■ Task inputs
## START
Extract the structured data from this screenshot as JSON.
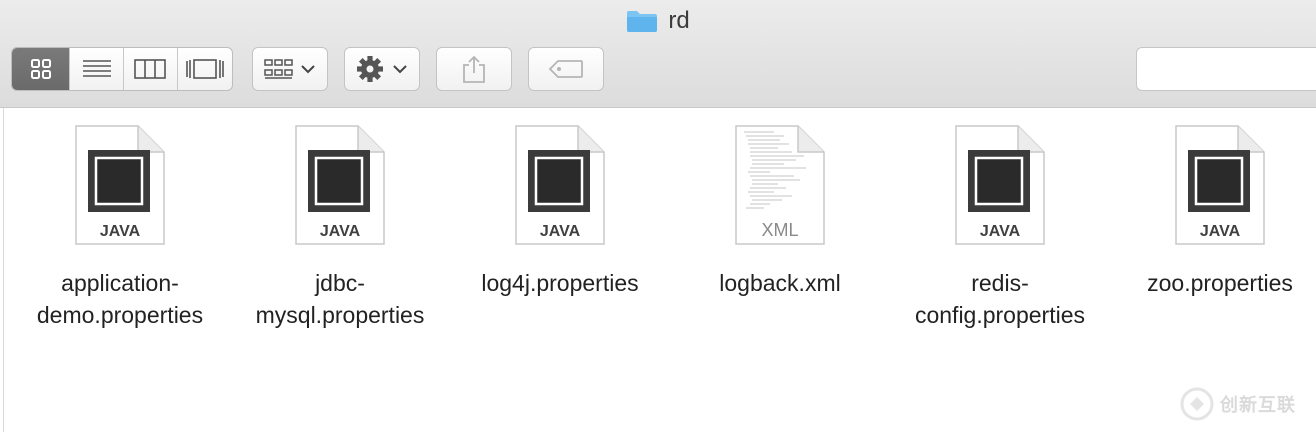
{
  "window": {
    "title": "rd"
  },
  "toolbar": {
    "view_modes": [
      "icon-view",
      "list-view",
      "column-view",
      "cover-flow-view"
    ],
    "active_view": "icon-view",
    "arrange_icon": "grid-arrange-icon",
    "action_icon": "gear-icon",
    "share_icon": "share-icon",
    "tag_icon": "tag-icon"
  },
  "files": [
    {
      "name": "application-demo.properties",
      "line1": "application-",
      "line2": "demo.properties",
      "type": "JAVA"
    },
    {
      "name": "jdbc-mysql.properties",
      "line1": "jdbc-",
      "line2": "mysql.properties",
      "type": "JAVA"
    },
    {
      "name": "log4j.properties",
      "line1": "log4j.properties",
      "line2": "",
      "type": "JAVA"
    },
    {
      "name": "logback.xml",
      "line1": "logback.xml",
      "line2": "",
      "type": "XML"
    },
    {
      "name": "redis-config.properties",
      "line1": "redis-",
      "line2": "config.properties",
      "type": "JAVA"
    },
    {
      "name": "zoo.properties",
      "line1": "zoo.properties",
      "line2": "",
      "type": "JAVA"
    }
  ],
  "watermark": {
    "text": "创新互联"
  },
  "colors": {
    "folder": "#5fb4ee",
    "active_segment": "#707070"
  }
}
## END
■ Given instruction
Look through the material above and work out how many of its lines contain "name". State the number only.

■ Answer below
6